Given exercise
Extract from the data below the lines running from the one that contains "stone-L2-white: 84 [629, 1028, 683, 1082]" through the one that contains "caption-stone-124: 124 [454, 1205, 500, 1251]", and reproduce them unchanged with both end lines included.

-- START --

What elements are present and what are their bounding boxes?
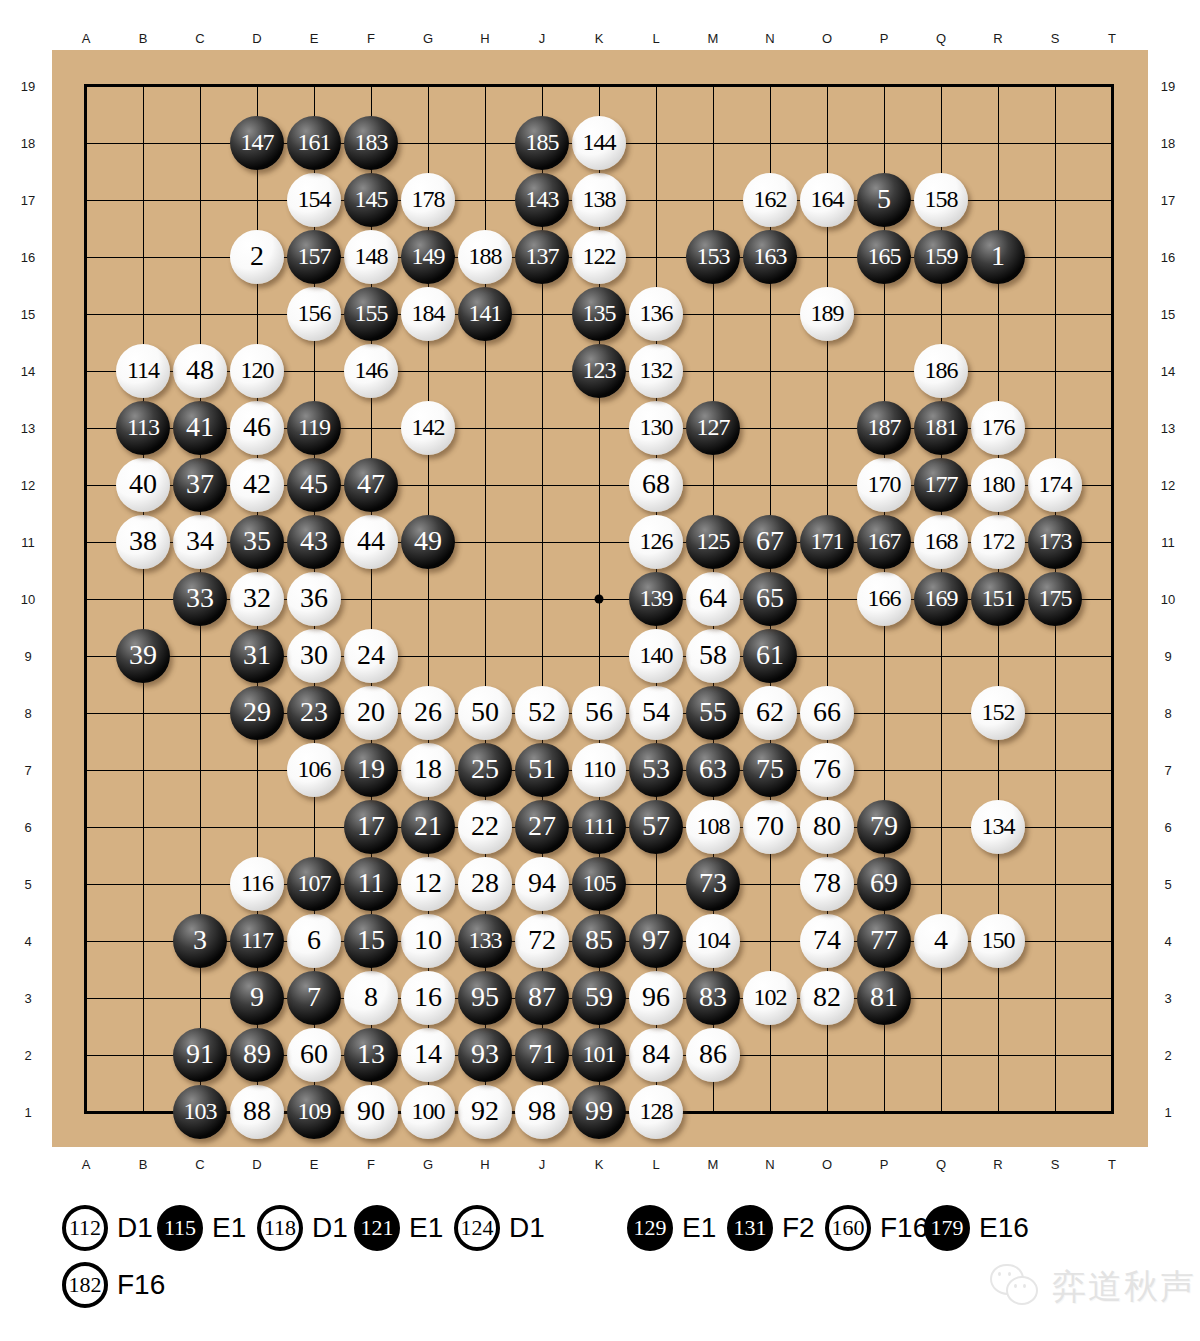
stone-L2-white: 84 [629, 1028, 683, 1082]
coord-label-bottom: C [195, 1157, 204, 1172]
stone-move-number: 49 [414, 527, 442, 555]
coord-label-bottom: S [1051, 1157, 1060, 1172]
stone-move-number: 88 [243, 1097, 271, 1125]
coord-label-top: J [539, 31, 546, 46]
coord-label-bottom: G [423, 1157, 433, 1172]
coord-label-top: L [652, 31, 659, 46]
stone-move-number: 175 [1039, 586, 1072, 610]
stone-F9-white: 24 [344, 629, 398, 683]
stone-move-number: 126 [640, 529, 673, 553]
stone-B14-white: 114 [116, 344, 170, 398]
stone-move-number: 125 [697, 529, 730, 553]
stone-move-number: 19 [357, 755, 385, 783]
stone-move-number: 162 [754, 187, 787, 211]
stone-move-number: 169 [925, 586, 958, 610]
coord-label-top: K [595, 31, 604, 46]
stone-move-number: 48 [186, 356, 214, 384]
stone-G2-white: 14 [401, 1028, 455, 1082]
coord-label-right: 10 [1161, 592, 1175, 607]
coord-label-top: F [367, 31, 375, 46]
coord-label-right: 3 [1164, 991, 1171, 1006]
stone-move-number: 104 [697, 928, 730, 952]
stone-M16-black: 153 [686, 230, 740, 284]
caption-coord-label: F16 [880, 1212, 928, 1244]
caption-coord-label: D1 [509, 1212, 545, 1244]
stone-move-number: 105 [583, 871, 616, 895]
coord-label-left: 12 [21, 478, 35, 493]
caption-coord-label: F16 [117, 1269, 165, 1301]
stone-N6-white: 70 [743, 800, 797, 854]
coord-label-bottom: M [708, 1157, 719, 1172]
stone-G4-white: 10 [401, 914, 455, 968]
watermark: 弈道秋声 [988, 1264, 1196, 1310]
caption-coord-label: E1 [212, 1212, 246, 1244]
stone-move-number: 165 [868, 244, 901, 268]
stone-C1-black: 103 [173, 1085, 227, 1139]
stone-move-number: 89 [243, 1040, 271, 1068]
stone-move-number: 109 [298, 1099, 331, 1123]
stone-move-number: 18 [414, 755, 442, 783]
stone-D14-white: 120 [230, 344, 284, 398]
stone-move-number: 137 [526, 244, 559, 268]
stone-move-number: 152 [982, 700, 1015, 724]
stone-K17-white: 138 [572, 173, 626, 227]
coord-label-left: 17 [21, 193, 35, 208]
caption-stone-124: 124 [454, 1205, 500, 1251]
stone-O17-white: 164 [800, 173, 854, 227]
stone-move-number: 178 [412, 187, 445, 211]
coord-label-left: 19 [21, 79, 35, 94]
coord-label-top: G [423, 31, 433, 46]
stone-K15-black: 135 [572, 287, 626, 341]
stone-E4-white: 6 [287, 914, 341, 968]
stone-E18-black: 161 [287, 116, 341, 170]
stone-N11-black: 67 [743, 515, 797, 569]
stone-K8-white: 56 [572, 686, 626, 740]
stone-D1-white: 88 [230, 1085, 284, 1139]
stone-O8-white: 66 [800, 686, 854, 740]
stone-F2-black: 13 [344, 1028, 398, 1082]
stone-D9-black: 31 [230, 629, 284, 683]
stone-move-number: 123 [583, 358, 616, 382]
stone-move-number: 55 [699, 698, 727, 726]
stone-move-number: 57 [642, 812, 670, 840]
stone-move-number: 84 [642, 1040, 670, 1068]
stone-move-number: 146 [355, 358, 388, 382]
stone-move-number: 72 [528, 926, 556, 954]
stone-move-number: 34 [186, 527, 214, 555]
stone-move-number: 159 [925, 244, 958, 268]
stone-move-number: 22 [471, 812, 499, 840]
stone-move-number: 4 [934, 926, 948, 954]
stone-move-number: 15 [357, 926, 385, 954]
coord-label-left: 15 [21, 307, 35, 322]
coord-label-top: S [1051, 31, 1060, 46]
coord-label-left: 6 [24, 820, 31, 835]
stone-move-number: 75 [756, 755, 784, 783]
stone-E15-white: 156 [287, 287, 341, 341]
coord-label-top: T [1108, 31, 1116, 46]
stone-C11-white: 34 [173, 515, 227, 569]
stone-H16-white: 188 [458, 230, 512, 284]
stone-H4-black: 133 [458, 914, 512, 968]
stone-L9-white: 140 [629, 629, 683, 683]
stone-M2-white: 86 [686, 1028, 740, 1082]
stone-J8-white: 52 [515, 686, 569, 740]
coord-label-bottom: H [480, 1157, 489, 1172]
stone-move-number: 140 [640, 643, 673, 667]
stone-move-number: 101 [583, 1042, 616, 1066]
stone-move-number: 28 [471, 869, 499, 897]
stone-move-number: 61 [756, 641, 784, 669]
stone-K6-black: 111 [572, 800, 626, 854]
watermark-text: 弈道秋声 [1052, 1264, 1196, 1310]
stone-move-number: 157 [298, 244, 331, 268]
stone-E5-black: 107 [287, 857, 341, 911]
coord-label-bottom: B [139, 1157, 148, 1172]
stone-move-number: 90 [357, 1097, 385, 1125]
stone-move-number: 43 [300, 527, 328, 555]
stone-M7-black: 63 [686, 743, 740, 797]
stone-P12-white: 170 [857, 458, 911, 512]
stone-move-number: 163 [754, 244, 787, 268]
coord-label-left: 10 [21, 592, 35, 607]
stone-move-number: 25 [471, 755, 499, 783]
stone-move-number: 81 [870, 983, 898, 1011]
stone-J5-white: 94 [515, 857, 569, 911]
stone-O4-white: 74 [800, 914, 854, 968]
stone-move-number: 8 [364, 983, 378, 1011]
stone-F1-white: 90 [344, 1085, 398, 1139]
stone-move-number: 108 [697, 814, 730, 838]
stone-G16-black: 149 [401, 230, 455, 284]
stone-move-number: 103 [184, 1099, 217, 1123]
stone-move-number: 180 [982, 472, 1015, 496]
stone-move-number: 71 [528, 1040, 556, 1068]
stone-K2-black: 101 [572, 1028, 626, 1082]
stone-L7-black: 53 [629, 743, 683, 797]
stone-move-number: 2 [250, 242, 264, 270]
caption-coord-label: D1 [312, 1212, 348, 1244]
stone-S11-black: 173 [1028, 515, 1082, 569]
caption-stone-118: 118 [257, 1205, 303, 1251]
stone-move-number: 97 [642, 926, 670, 954]
stone-S10-black: 175 [1028, 572, 1082, 626]
stone-P13-black: 187 [857, 401, 911, 455]
stone-F18-black: 183 [344, 116, 398, 170]
stone-E17-white: 154 [287, 173, 341, 227]
stone-move-number: 134 [982, 814, 1015, 838]
stone-move-number: 116 [241, 871, 273, 895]
stone-L6-black: 57 [629, 800, 683, 854]
coord-label-left: 14 [21, 364, 35, 379]
stone-move-number: 176 [982, 415, 1015, 439]
stone-E16-black: 157 [287, 230, 341, 284]
stone-P11-black: 167 [857, 515, 911, 569]
stone-move-number: 36 [300, 584, 328, 612]
coord-label-bottom: L [652, 1157, 659, 1172]
stone-E13-black: 119 [287, 401, 341, 455]
stone-L15-white: 136 [629, 287, 683, 341]
stone-move-number: 64 [699, 584, 727, 612]
stone-D11-black: 35 [230, 515, 284, 569]
stone-O11-black: 171 [800, 515, 854, 569]
stone-move-number: 82 [813, 983, 841, 1011]
stone-move-number: 171 [811, 529, 844, 553]
stone-move-number: 167 [868, 529, 901, 553]
stone-move-number: 83 [699, 983, 727, 1011]
stone-move-number: 183 [355, 130, 388, 154]
stone-move-number: 20 [357, 698, 385, 726]
stone-move-number: 122 [583, 244, 616, 268]
stone-L14-white: 132 [629, 344, 683, 398]
star-point-K10 [595, 595, 604, 604]
stone-move-number: 102 [754, 985, 787, 1009]
coord-label-top: A [82, 31, 91, 46]
stone-E10-white: 36 [287, 572, 341, 626]
stone-G3-white: 16 [401, 971, 455, 1025]
stone-move-number: 77 [870, 926, 898, 954]
stone-move-number: 95 [471, 983, 499, 1011]
stone-move-number: 6 [307, 926, 321, 954]
stone-move-number: 114 [127, 358, 159, 382]
stone-R10-black: 151 [971, 572, 1025, 626]
stone-move-number: 63 [699, 755, 727, 783]
stone-C13-black: 41 [173, 401, 227, 455]
stone-move-number: 170 [868, 472, 901, 496]
stone-C10-black: 33 [173, 572, 227, 626]
stone-move-number: 16 [414, 983, 442, 1011]
coord-label-left: 1 [24, 1105, 31, 1120]
coord-label-top: P [880, 31, 889, 46]
stone-N10-black: 65 [743, 572, 797, 626]
coord-label-right: 18 [1161, 136, 1175, 151]
caption-coord-label: E1 [682, 1212, 716, 1244]
stone-J3-black: 87 [515, 971, 569, 1025]
stone-M10-white: 64 [686, 572, 740, 626]
stone-F7-black: 19 [344, 743, 398, 797]
stone-move-number: 145 [355, 187, 388, 211]
caption-stone-121: 121 [354, 1205, 400, 1251]
stone-L12-white: 68 [629, 458, 683, 512]
stone-move-number: 60 [300, 1040, 328, 1068]
stone-move-number: 156 [298, 301, 331, 325]
stone-F12-black: 47 [344, 458, 398, 512]
stone-move-number: 68 [642, 470, 670, 498]
stone-move-number: 13 [357, 1040, 385, 1068]
stone-B13-black: 113 [116, 401, 170, 455]
stone-L13-white: 130 [629, 401, 683, 455]
stone-K14-black: 123 [572, 344, 626, 398]
stone-move-number: 136 [640, 301, 673, 325]
stone-H2-black: 93 [458, 1028, 512, 1082]
coord-label-right: 14 [1161, 364, 1175, 379]
stone-move-number: 23 [300, 698, 328, 726]
stone-N8-white: 62 [743, 686, 797, 740]
stone-E12-black: 45 [287, 458, 341, 512]
stone-R4-white: 150 [971, 914, 1025, 968]
stone-Q13-black: 181 [914, 401, 968, 455]
coord-label-right: 19 [1161, 79, 1175, 94]
stone-move-number: 144 [583, 130, 616, 154]
stone-O3-white: 82 [800, 971, 854, 1025]
coord-label-left: 11 [21, 535, 35, 550]
stone-move-number: 1 [991, 242, 1005, 270]
stone-E1-black: 109 [287, 1085, 341, 1139]
stone-R11-white: 172 [971, 515, 1025, 569]
caption-coord-label: F2 [782, 1212, 815, 1244]
caption-coord-label: D1 [117, 1212, 153, 1244]
stone-E11-black: 43 [287, 515, 341, 569]
coord-label-right: 11 [1161, 535, 1175, 550]
stone-N9-black: 61 [743, 629, 797, 683]
stone-O5-white: 78 [800, 857, 854, 911]
stone-C4-black: 3 [173, 914, 227, 968]
stone-G1-white: 100 [401, 1085, 455, 1139]
coord-label-right: 13 [1161, 421, 1175, 436]
page: { "game": "go", "board": { "size": 19, "… [0, 0, 1200, 1341]
stone-J4-white: 72 [515, 914, 569, 968]
stone-move-number: 29 [243, 698, 271, 726]
coord-label-left: 13 [21, 421, 35, 436]
coord-label-bottom: N [765, 1157, 774, 1172]
stone-move-number: 130 [640, 415, 673, 439]
stone-S12-white: 174 [1028, 458, 1082, 512]
stone-D18-black: 147 [230, 116, 284, 170]
stone-move-number: 119 [298, 415, 330, 439]
stone-E8-black: 23 [287, 686, 341, 740]
stone-F4-black: 15 [344, 914, 398, 968]
caption-stone-129: 129 [627, 1205, 673, 1251]
stone-P16-black: 165 [857, 230, 911, 284]
stone-M9-white: 58 [686, 629, 740, 683]
stone-P10-white: 166 [857, 572, 911, 626]
stone-move-number: 172 [982, 529, 1015, 553]
stone-move-number: 56 [585, 698, 613, 726]
stone-P3-black: 81 [857, 971, 911, 1025]
stone-move-number: 128 [640, 1099, 673, 1123]
coord-label-top: B [139, 31, 148, 46]
stone-move-number: 30 [300, 641, 328, 669]
stone-move-number: 21 [414, 812, 442, 840]
stone-D12-white: 42 [230, 458, 284, 512]
caption-stone-160: 160 [825, 1205, 871, 1251]
stone-B12-white: 40 [116, 458, 170, 512]
stone-D13-white: 46 [230, 401, 284, 455]
stone-move-number: 51 [528, 755, 556, 783]
stone-move-number: 42 [243, 470, 271, 498]
stone-move-number: 138 [583, 187, 616, 211]
stone-move-number: 50 [471, 698, 499, 726]
stone-move-number: 177 [925, 472, 958, 496]
stone-Q10-black: 169 [914, 572, 968, 626]
coord-label-top: M [708, 31, 719, 46]
stone-C14-white: 48 [173, 344, 227, 398]
stone-B11-white: 38 [116, 515, 170, 569]
stone-H5-white: 28 [458, 857, 512, 911]
stone-O7-white: 76 [800, 743, 854, 797]
stone-move-number: 47 [357, 470, 385, 498]
stone-J1-white: 98 [515, 1085, 569, 1139]
stone-R12-white: 180 [971, 458, 1025, 512]
stone-move-number: 135 [583, 301, 616, 325]
stone-L3-white: 96 [629, 971, 683, 1025]
stone-move-number: 80 [813, 812, 841, 840]
coord-label-left: 3 [24, 991, 31, 1006]
coord-label-left: 7 [24, 763, 31, 778]
stone-move-number: 32 [243, 584, 271, 612]
coord-label-top: H [480, 31, 489, 46]
stone-H3-black: 95 [458, 971, 512, 1025]
stone-R13-white: 176 [971, 401, 1025, 455]
stone-K4-black: 85 [572, 914, 626, 968]
stone-K5-black: 105 [572, 857, 626, 911]
stone-move-number: 69 [870, 869, 898, 897]
stone-Q14-white: 186 [914, 344, 968, 398]
stone-F15-black: 155 [344, 287, 398, 341]
stone-move-number: 27 [528, 812, 556, 840]
stone-M8-black: 55 [686, 686, 740, 740]
stone-move-number: 98 [528, 1097, 556, 1125]
stone-R16-black: 1 [971, 230, 1025, 284]
stone-move-number: 143 [526, 187, 559, 211]
stone-Q4-white: 4 [914, 914, 968, 968]
stone-move-number: 106 [298, 757, 331, 781]
coord-label-left: 18 [21, 136, 35, 151]
stone-move-number: 40 [129, 470, 157, 498]
coord-label-right: 1 [1164, 1105, 1171, 1120]
stone-O6-white: 80 [800, 800, 854, 854]
stone-move-number: 9 [250, 983, 264, 1011]
stone-P6-black: 79 [857, 800, 911, 854]
stone-move-number: 11 [358, 869, 385, 897]
stone-move-number: 99 [585, 1097, 613, 1125]
stone-Q17-white: 158 [914, 173, 968, 227]
stone-D5-white: 116 [230, 857, 284, 911]
coord-label-top: D [252, 31, 261, 46]
coord-label-bottom: Q [936, 1157, 946, 1172]
stone-move-number: 24 [357, 641, 385, 669]
stone-move-number: 3 [193, 926, 207, 954]
stone-move-number: 53 [642, 755, 670, 783]
stone-move-number: 58 [699, 641, 727, 669]
stone-F3-white: 8 [344, 971, 398, 1025]
stone-move-number: 127 [697, 415, 730, 439]
stone-move-number: 14 [414, 1040, 442, 1068]
caption-stone-115: 115 [157, 1205, 203, 1251]
stone-move-number: 181 [925, 415, 958, 439]
stone-move-number: 185 [526, 130, 559, 154]
stone-P17-black: 5 [857, 173, 911, 227]
stone-move-number: 107 [298, 871, 331, 895]
stone-H6-white: 22 [458, 800, 512, 854]
coord-label-bottom: R [993, 1157, 1002, 1172]
coord-label-bottom: A [82, 1157, 91, 1172]
caption-coord-label: E1 [409, 1212, 443, 1244]
caption-stone-179: 179 [924, 1205, 970, 1251]
stone-move-number: 133 [469, 928, 502, 952]
coord-label-top: N [765, 31, 774, 46]
stone-move-number: 166 [868, 586, 901, 610]
stone-move-number: 189 [811, 301, 844, 325]
stone-N17-white: 162 [743, 173, 797, 227]
coord-label-bottom: T [1108, 1157, 1116, 1172]
stone-move-number: 37 [186, 470, 214, 498]
stone-G5-white: 12 [401, 857, 455, 911]
stone-K7-white: 110 [572, 743, 626, 797]
stone-L11-white: 126 [629, 515, 683, 569]
stone-Q16-black: 159 [914, 230, 968, 284]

-- END --

Solution to the problem
stone-L2-white: 84 [629, 1028, 683, 1082]
coord-label-bottom: C [195, 1157, 204, 1172]
stone-move-number: 49 [414, 527, 442, 555]
coord-label-bottom: S [1051, 1157, 1060, 1172]
stone-move-number: 88 [243, 1097, 271, 1125]
coord-label-top: J [539, 31, 546, 46]
coord-label-bottom: G [423, 1157, 433, 1172]
coord-label-top: L [652, 31, 659, 46]
stone-move-number: 175 [1039, 586, 1072, 610]
stone-F9-white: 24 [344, 629, 398, 683]
stone-move-number: 126 [640, 529, 673, 553]
stone-B14-white: 114 [116, 344, 170, 398]
stone-move-number: 125 [697, 529, 730, 553]
stone-move-number: 19 [357, 755, 385, 783]
stone-move-number: 162 [754, 187, 787, 211]
stone-move-number: 169 [925, 586, 958, 610]
coord-label-top: K [595, 31, 604, 46]
stone-move-number: 48 [186, 356, 214, 384]
stone-G2-white: 14 [401, 1028, 455, 1082]
coord-label-right: 10 [1161, 592, 1175, 607]
coord-label-top: F [367, 31, 375, 46]
coord-label-right: 3 [1164, 991, 1171, 1006]
stone-move-number: 104 [697, 928, 730, 952]
stone-M16-black: 153 [686, 230, 740, 284]
caption-coord-label: F16 [880, 1212, 928, 1244]
caption-coord-label: D1 [509, 1212, 545, 1244]
stone-move-number: 105 [583, 871, 616, 895]
coord-label-left: 12 [21, 478, 35, 493]
caption-coord-label: F16 [117, 1269, 165, 1301]
stone-N6-white: 70 [743, 800, 797, 854]
coord-label-bottom: M [708, 1157, 719, 1172]
stone-G4-white: 10 [401, 914, 455, 968]
watermark: 弈道秋声 [988, 1264, 1196, 1310]
caption-coord-label: E1 [212, 1212, 246, 1244]
stone-move-number: 165 [868, 244, 901, 268]
stone-C1-black: 103 [173, 1085, 227, 1139]
stone-move-number: 89 [243, 1040, 271, 1068]
stone-move-number: 109 [298, 1099, 331, 1123]
stone-move-number: 18 [414, 755, 442, 783]
stone-D14-white: 120 [230, 344, 284, 398]
stone-move-number: 137 [526, 244, 559, 268]
stone-move-number: 152 [982, 700, 1015, 724]
stone-K17-white: 138 [572, 173, 626, 227]
coord-label-left: 17 [21, 193, 35, 208]
caption-stone-124: 124 [454, 1205, 500, 1251]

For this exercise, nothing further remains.